### Short exercise
Tally the lines in the data that follows that include the word "from", and report nothing but the total.

◇ ◇ ◇ ◇ ◇

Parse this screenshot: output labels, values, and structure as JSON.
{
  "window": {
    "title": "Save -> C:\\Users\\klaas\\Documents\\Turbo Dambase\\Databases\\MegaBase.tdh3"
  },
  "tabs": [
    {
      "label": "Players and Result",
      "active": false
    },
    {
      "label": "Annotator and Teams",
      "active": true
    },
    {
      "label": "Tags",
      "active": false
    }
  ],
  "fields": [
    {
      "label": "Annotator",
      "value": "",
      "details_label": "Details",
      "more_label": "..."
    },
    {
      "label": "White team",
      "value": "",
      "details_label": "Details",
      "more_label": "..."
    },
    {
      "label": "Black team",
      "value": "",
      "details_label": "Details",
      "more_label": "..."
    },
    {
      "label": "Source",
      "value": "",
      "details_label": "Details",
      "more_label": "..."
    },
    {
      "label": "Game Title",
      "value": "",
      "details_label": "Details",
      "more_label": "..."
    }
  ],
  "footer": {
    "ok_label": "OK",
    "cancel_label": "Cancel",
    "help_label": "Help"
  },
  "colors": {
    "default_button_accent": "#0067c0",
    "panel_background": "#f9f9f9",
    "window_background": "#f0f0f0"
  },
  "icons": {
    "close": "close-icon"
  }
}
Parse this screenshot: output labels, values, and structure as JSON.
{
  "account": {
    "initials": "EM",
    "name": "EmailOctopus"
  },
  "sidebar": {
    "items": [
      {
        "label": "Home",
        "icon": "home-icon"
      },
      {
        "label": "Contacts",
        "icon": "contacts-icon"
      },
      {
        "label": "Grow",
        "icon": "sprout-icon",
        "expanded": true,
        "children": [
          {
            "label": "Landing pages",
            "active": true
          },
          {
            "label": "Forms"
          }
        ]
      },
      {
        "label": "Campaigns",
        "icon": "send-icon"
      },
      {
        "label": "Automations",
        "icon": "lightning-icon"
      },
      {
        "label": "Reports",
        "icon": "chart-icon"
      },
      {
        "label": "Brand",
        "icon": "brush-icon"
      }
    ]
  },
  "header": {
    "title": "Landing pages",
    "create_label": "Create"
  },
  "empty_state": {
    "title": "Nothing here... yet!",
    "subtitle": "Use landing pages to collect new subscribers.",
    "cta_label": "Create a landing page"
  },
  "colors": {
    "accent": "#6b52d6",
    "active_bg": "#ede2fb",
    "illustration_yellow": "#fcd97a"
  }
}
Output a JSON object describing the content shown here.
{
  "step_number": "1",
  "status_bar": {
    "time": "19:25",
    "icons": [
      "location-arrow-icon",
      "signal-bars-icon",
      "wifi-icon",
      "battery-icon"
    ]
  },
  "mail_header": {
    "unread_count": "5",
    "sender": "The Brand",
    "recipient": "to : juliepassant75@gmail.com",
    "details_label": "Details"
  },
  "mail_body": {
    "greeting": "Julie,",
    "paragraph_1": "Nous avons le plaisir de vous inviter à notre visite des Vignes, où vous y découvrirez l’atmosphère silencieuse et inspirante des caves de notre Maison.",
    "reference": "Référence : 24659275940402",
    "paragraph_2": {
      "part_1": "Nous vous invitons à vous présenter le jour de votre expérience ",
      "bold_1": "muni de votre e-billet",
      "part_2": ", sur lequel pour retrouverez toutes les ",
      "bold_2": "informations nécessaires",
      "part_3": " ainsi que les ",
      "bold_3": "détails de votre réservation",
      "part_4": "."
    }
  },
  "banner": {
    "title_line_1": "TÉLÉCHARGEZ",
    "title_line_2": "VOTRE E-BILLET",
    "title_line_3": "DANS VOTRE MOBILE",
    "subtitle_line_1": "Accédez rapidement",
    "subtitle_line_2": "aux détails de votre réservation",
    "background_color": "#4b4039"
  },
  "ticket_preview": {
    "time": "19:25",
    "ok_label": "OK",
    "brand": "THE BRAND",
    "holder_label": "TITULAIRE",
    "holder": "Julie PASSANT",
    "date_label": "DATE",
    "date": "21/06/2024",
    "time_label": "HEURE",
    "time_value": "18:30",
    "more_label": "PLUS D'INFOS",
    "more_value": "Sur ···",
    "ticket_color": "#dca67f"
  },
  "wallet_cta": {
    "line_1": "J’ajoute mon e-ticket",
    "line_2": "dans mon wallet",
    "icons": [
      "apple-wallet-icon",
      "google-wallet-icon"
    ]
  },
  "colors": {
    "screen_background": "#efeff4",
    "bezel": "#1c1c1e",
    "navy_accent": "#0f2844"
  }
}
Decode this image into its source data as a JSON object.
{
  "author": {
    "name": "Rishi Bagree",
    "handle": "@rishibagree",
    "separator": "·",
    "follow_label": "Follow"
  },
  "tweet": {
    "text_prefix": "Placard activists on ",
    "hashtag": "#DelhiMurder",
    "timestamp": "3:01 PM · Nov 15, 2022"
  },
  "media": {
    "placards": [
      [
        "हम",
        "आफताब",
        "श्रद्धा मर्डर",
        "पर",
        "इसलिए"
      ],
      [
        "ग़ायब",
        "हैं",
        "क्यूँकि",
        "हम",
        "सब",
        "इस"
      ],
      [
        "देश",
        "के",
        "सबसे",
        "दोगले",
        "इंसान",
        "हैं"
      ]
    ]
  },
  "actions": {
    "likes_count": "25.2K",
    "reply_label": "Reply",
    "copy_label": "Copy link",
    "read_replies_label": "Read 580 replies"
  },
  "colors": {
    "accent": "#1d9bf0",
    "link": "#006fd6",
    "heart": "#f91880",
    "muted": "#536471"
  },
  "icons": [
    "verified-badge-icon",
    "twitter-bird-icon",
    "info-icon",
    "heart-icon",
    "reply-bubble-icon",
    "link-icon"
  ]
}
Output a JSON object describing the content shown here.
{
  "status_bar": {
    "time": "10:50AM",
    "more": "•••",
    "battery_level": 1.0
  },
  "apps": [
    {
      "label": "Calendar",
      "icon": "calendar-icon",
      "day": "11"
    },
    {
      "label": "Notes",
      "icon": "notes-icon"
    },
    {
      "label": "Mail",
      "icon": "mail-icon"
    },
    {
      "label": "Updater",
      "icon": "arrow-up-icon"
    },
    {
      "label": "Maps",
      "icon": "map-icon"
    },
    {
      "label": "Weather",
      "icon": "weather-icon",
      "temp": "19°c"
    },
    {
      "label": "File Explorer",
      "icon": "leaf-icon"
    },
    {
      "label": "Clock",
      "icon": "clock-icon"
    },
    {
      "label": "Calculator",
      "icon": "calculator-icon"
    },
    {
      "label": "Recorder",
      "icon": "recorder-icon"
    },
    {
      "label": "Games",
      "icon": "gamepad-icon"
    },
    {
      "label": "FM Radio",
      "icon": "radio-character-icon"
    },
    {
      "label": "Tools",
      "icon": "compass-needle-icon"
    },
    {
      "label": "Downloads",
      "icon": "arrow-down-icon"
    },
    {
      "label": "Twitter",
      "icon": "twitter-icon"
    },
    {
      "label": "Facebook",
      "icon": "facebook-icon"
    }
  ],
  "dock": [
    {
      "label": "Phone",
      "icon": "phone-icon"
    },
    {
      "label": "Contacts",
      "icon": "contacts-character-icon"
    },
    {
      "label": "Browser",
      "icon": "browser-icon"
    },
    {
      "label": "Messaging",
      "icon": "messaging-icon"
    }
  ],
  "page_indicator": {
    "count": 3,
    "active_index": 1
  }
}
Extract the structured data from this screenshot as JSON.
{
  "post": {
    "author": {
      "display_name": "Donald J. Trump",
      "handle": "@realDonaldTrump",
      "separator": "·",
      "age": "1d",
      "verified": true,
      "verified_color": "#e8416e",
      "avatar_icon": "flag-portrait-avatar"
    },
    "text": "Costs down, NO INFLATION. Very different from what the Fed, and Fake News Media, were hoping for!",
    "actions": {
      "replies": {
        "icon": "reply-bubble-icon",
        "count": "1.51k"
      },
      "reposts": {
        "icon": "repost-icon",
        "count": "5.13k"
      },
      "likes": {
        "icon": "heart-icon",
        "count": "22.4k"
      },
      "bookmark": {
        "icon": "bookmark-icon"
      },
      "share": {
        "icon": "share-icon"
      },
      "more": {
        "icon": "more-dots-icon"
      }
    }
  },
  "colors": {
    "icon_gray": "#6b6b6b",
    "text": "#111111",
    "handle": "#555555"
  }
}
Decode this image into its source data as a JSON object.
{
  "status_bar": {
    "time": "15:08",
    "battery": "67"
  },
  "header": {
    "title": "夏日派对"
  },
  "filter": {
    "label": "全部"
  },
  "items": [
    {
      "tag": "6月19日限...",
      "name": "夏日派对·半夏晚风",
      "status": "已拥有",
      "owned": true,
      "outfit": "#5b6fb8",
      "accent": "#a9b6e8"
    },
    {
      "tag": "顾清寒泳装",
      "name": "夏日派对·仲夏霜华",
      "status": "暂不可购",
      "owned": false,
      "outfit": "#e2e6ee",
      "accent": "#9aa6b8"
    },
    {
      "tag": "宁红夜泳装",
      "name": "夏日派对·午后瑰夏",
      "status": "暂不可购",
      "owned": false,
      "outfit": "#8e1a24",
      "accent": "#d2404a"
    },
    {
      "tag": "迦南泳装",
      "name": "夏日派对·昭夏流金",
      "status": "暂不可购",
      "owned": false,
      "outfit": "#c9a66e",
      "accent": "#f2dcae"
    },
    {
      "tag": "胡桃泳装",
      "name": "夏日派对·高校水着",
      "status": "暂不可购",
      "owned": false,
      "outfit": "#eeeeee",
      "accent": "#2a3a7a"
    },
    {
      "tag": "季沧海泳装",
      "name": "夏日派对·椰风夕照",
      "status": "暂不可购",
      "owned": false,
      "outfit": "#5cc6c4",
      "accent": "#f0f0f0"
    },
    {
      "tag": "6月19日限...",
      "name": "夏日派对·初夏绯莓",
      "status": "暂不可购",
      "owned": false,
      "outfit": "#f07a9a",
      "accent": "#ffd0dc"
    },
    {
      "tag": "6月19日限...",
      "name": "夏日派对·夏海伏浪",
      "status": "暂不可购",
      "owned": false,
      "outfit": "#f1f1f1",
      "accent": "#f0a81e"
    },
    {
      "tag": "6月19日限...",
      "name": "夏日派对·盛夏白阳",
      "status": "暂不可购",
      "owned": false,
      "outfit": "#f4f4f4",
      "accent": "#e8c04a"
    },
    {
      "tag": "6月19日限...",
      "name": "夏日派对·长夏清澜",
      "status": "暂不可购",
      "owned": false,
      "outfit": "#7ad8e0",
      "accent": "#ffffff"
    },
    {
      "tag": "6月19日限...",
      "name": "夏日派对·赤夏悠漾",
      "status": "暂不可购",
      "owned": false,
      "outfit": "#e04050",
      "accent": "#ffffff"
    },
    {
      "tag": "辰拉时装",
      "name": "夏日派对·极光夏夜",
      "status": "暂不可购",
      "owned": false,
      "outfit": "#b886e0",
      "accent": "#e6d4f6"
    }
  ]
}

◇ ◇ ◇ ◇ ◇

### Task response
2